▸ **Dataset records**
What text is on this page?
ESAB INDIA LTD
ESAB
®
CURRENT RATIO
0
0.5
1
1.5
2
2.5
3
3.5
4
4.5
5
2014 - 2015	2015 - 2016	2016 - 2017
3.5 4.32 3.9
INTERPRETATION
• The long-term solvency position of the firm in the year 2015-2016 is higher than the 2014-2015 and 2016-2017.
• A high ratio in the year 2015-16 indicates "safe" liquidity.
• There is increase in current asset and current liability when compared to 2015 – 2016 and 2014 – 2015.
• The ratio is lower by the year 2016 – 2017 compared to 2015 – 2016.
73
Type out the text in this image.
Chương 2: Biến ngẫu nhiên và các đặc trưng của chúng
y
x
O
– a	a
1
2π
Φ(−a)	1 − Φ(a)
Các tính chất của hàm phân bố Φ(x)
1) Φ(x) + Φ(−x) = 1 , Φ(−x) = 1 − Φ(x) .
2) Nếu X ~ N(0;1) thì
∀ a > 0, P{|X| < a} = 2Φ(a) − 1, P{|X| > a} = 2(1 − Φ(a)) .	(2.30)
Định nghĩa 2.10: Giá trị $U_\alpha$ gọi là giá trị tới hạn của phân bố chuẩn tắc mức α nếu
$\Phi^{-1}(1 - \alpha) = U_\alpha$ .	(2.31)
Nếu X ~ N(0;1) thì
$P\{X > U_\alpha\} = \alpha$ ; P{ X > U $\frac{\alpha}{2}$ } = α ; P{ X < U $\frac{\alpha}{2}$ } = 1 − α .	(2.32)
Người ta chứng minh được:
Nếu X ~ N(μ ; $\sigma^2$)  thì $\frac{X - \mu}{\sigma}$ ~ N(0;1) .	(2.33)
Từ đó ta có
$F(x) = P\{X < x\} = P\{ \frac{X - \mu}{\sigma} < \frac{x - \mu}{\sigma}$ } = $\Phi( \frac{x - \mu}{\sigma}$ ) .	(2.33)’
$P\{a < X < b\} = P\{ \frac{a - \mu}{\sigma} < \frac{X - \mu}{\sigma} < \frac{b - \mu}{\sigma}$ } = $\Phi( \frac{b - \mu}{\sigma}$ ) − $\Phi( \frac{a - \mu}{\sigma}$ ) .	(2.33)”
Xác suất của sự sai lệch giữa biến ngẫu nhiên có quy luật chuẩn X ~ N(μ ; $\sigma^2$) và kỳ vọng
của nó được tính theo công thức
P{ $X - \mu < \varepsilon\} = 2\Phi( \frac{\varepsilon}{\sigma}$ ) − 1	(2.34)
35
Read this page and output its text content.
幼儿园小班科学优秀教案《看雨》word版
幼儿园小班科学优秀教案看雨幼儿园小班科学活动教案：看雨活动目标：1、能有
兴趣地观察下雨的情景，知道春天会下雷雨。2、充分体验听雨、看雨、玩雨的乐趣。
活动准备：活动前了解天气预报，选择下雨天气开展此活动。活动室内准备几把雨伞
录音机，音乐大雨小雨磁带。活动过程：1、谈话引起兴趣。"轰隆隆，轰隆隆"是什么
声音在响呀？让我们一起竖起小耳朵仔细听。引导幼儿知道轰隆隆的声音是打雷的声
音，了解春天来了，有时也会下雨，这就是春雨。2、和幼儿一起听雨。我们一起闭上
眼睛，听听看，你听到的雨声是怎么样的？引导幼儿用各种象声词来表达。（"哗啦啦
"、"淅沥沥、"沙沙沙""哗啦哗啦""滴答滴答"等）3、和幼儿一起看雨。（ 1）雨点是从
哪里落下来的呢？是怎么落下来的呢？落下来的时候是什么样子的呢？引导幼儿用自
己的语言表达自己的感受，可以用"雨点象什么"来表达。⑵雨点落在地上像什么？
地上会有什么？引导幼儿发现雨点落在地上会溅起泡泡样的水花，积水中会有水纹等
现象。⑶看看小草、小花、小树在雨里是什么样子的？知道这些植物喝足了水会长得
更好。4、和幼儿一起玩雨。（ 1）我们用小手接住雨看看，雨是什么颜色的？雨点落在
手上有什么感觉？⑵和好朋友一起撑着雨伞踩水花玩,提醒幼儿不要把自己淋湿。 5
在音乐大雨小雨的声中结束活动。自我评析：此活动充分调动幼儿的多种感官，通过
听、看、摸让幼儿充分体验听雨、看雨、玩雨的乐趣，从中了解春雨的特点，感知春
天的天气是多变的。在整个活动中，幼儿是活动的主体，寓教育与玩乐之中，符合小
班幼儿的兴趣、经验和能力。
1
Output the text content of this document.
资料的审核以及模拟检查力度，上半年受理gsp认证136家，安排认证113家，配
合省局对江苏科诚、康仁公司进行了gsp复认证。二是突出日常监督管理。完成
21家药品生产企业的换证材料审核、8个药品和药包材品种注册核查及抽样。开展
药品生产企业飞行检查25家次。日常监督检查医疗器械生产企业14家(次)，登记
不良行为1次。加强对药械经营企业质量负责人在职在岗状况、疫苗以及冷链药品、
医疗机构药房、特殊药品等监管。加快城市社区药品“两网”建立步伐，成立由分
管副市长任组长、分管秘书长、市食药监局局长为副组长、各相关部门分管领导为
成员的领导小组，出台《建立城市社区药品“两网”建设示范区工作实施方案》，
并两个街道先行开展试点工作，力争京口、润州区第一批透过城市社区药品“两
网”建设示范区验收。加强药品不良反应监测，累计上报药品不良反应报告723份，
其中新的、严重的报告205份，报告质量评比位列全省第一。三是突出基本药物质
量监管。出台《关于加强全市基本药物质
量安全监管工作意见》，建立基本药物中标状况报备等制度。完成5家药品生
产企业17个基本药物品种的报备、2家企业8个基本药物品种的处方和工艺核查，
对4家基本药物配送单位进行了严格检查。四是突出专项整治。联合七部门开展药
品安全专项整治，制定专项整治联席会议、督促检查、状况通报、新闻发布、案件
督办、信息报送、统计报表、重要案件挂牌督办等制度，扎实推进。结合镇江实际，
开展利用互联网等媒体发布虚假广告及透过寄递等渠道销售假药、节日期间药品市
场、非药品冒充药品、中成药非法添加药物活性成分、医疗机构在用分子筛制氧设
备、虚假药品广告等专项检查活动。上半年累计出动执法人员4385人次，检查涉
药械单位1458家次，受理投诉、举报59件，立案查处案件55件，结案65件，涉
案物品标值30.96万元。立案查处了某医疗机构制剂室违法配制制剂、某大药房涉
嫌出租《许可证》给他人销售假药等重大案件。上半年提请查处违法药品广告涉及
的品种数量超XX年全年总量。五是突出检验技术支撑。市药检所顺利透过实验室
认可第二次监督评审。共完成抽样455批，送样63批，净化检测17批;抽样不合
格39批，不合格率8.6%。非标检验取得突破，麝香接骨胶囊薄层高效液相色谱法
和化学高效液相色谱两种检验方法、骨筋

▸ **EXERCISE GOAL**
Take the lines above and retype all of them exactly.

▸ **PROBLEM SOLUTION**
What text is on this page?
ESAB INDIA LTD
ESAB
®
CURRENT RATIO
0
0.5
1
1.5
2
2.5
3
3.5
4
4.5
5
2014 - 2015	2015 - 2016	2016 - 2017
3.5 4.32 3.9
INTERPRETATION
• The long-term solvency position of the firm in the year 2015-2016 is higher than the 2014-2015 and 2016-2017.
• A high ratio in the year 2015-16 indicates "safe" liquidity.
• There is increase in current asset and current liability when compared to 2015 – 2016 and 2014 – 2015.
• The ratio is lower by the year 2016 – 2017 compared to 2015 – 2016.
73
Type out the text in this image.
Chương 2: Biến ngẫu nhiên và các đặc trưng của chúng
y
x
O
– a	a
1
2π
Φ(−a)	1 − Φ(a)
Các tính chất của hàm phân bố Φ(x)
1) Φ(x) + Φ(−x) = 1 , Φ(−x) = 1 − Φ(x) .
2) Nếu X ~ N(0;1) thì
∀ a > 0, P{|X| < a} = 2Φ(a) − 1, P{|X| > a} = 2(1 − Φ(a)) .	(2.30)
Định nghĩa 2.10: Giá trị $U_\alpha$ gọi là giá trị tới hạn của phân bố chuẩn tắc mức α nếu
$\Phi^{-1}(1 - \alpha) = U_\alpha$ .	(2.31)
Nếu X ~ N(0;1) thì
$P\{X > U_\alpha\} = \alpha$ ; P{ X > U $\frac{\alpha}{2}$ } = α ; P{ X < U $\frac{\alpha}{2}$ } = 1 − α .	(2.32)
Người ta chứng minh được:
Nếu X ~ N(μ ; $\sigma^2$)  thì $\frac{X - \mu}{\sigma}$ ~ N(0;1) .	(2.33)
Từ đó ta có
$F(x) = P\{X < x\} = P\{ \frac{X - \mu}{\sigma} < \frac{x - \mu}{\sigma}$ } = $\Phi( \frac{x - \mu}{\sigma}$ ) .	(2.33)’
$P\{a < X < b\} = P\{ \frac{a - \mu}{\sigma} < \frac{X - \mu}{\sigma} < \frac{b - \mu}{\sigma}$ } = $\Phi( \frac{b - \mu}{\sigma}$ ) − $\Phi( \frac{a - \mu}{\sigma}$ ) .	(2.33)”
Xác suất của sự sai lệch giữa biến ngẫu nhiên có quy luật chuẩn X ~ N(μ ; $\sigma^2$) và kỳ vọng
của nó được tính theo công thức
P{ $X - \mu < \varepsilon\} = 2\Phi( \frac{\varepsilon}{\sigma}$ ) − 1	(2.34)
35
Read this page and output its text content.
幼儿园小班科学优秀教案《看雨》word版
幼儿园小班科学优秀教案看雨幼儿园小班科学活动教案：看雨活动目标：1、能有
兴趣地观察下雨的情景，知道春天会下雷雨。2、充分体验听雨、看雨、玩雨的乐趣。
活动准备：活动前了解天气预报，选择下雨天气开展此活动。活动室内准备几把雨伞
录音机，音乐大雨小雨磁带。活动过程：1、谈话引起兴趣。"轰隆隆，轰隆隆"是什么
声音在响呀？让我们一起竖起小耳朵仔细听。引导幼儿知道轰隆隆的声音是打雷的声
音，了解春天来了，有时也会下雨，这就是春雨。2、和幼儿一起听雨。我们一起闭上
眼睛，听听看，你听到的雨声是怎么样的？引导幼儿用各种象声词来表达。（"哗啦啦
"、"淅沥沥、"沙沙沙""哗啦哗啦""滴答滴答"等）3、和幼儿一起看雨。（ 1）雨点是从
哪里落下来的呢？是怎么落下来的呢？落下来的时候是什么样子的呢？引导幼儿用自
己的语言表达自己的感受，可以用"雨点象什么"来表达。⑵雨点落在地上像什么？
地上会有什么？引导幼儿发现雨点落在地上会溅起泡泡样的水花，积水中会有水纹等
现象。⑶看看小草、小花、小树在雨里是什么样子的？知道这些植物喝足了水会长得
更好。4、和幼儿一起玩雨。（ 1）我们用小手接住雨看看，雨是什么颜色的？雨点落在
手上有什么感觉？⑵和好朋友一起撑着雨伞踩水花玩,提醒幼儿不要把自己淋湿。 5
在音乐大雨小雨的声中结束活动。自我评析：此活动充分调动幼儿的多种感官，通过
听、看、摸让幼儿充分体验听雨、看雨、玩雨的乐趣，从中了解春雨的特点，感知春
天的天气是多变的。在整个活动中，幼儿是活动的主体，寓教育与玩乐之中，符合小
班幼儿的兴趣、经验和能力。
1
Output the text content of this document.
资料的审核以及模拟检查力度，上半年受理gsp认证136家，安排认证113家，配
合省局对江苏科诚、康仁公司进行了gsp复认证。二是突出日常监督管理。完成
21家药品生产企业的换证材料审核、8个药品和药包材品种注册核查及抽样。开展
药品生产企业飞行检查25家次。日常监督检查医疗器械生产企业14家(次)，登记
不良行为1次。加强对药械经营企业质量负责人在职在岗状况、疫苗以及冷链药品、
医疗机构药房、特殊药品等监管。加快城市社区药品“两网”建立步伐，成立由分
管副市长任组长、分管秘书长、市食药监局局长为副组长、各相关部门分管领导为
成员的领导小组，出台《建立城市社区药品“两网”建设示范区工作实施方案》，
并两个街道先行开展试点工作，力争京口、润州区第一批透过城市社区药品“两
网”建设示范区验收。加强药品不良反应监测，累计上报药品不良反应报告723份，
其中新的、严重的报告205份，报告质量评比位列全省第一。三是突出基本药物质
量监管。出台《关于加强全市基本药物质
量安全监管工作意见》，建立基本药物中标状况报备等制度。完成5家药品生
产企业17个基本药物品种的报备、2家企业8个基本药物品种的处方和工艺核查，
对4家基本药物配送单位进行了严格检查。四是突出专项整治。联合七部门开展药
品安全专项整治，制定专项整治联席会议、督促检查、状况通报、新闻发布、案件
督办、信息报送、统计报表、重要案件挂牌督办等制度，扎实推进。结合镇江实际，
开展利用互联网等媒体发布虚假广告及透过寄递等渠道销售假药、节日期间药品市
场、非药品冒充药品、中成药非法添加药物活性成分、医疗机构在用分子筛制氧设
备、虚假药品广告等专项检查活动。上半年累计出动执法人员4385人次，检查涉
药械单位1458家次，受理投诉、举报59件，立案查处案件55件，结案65件，涉
案物品标值30.96万元。立案查处了某医疗机构制剂室违法配制制剂、某大药房涉
嫌出租《许可证》给他人销售假药等重大案件。上半年提请查处违法药品广告涉及
的品种数量超XX年全年总量。五是突出检验技术支撑。市药检所顺利透过实验室
认可第二次监督评审。共完成抽样455批，送样63批，净化检测17批;抽样不合
格39批，不合格率8.6%。非标检验取得突破，麝香接骨胶囊薄层高效液相色谱法
和化学高效液相色谱两种检验方法、骨筋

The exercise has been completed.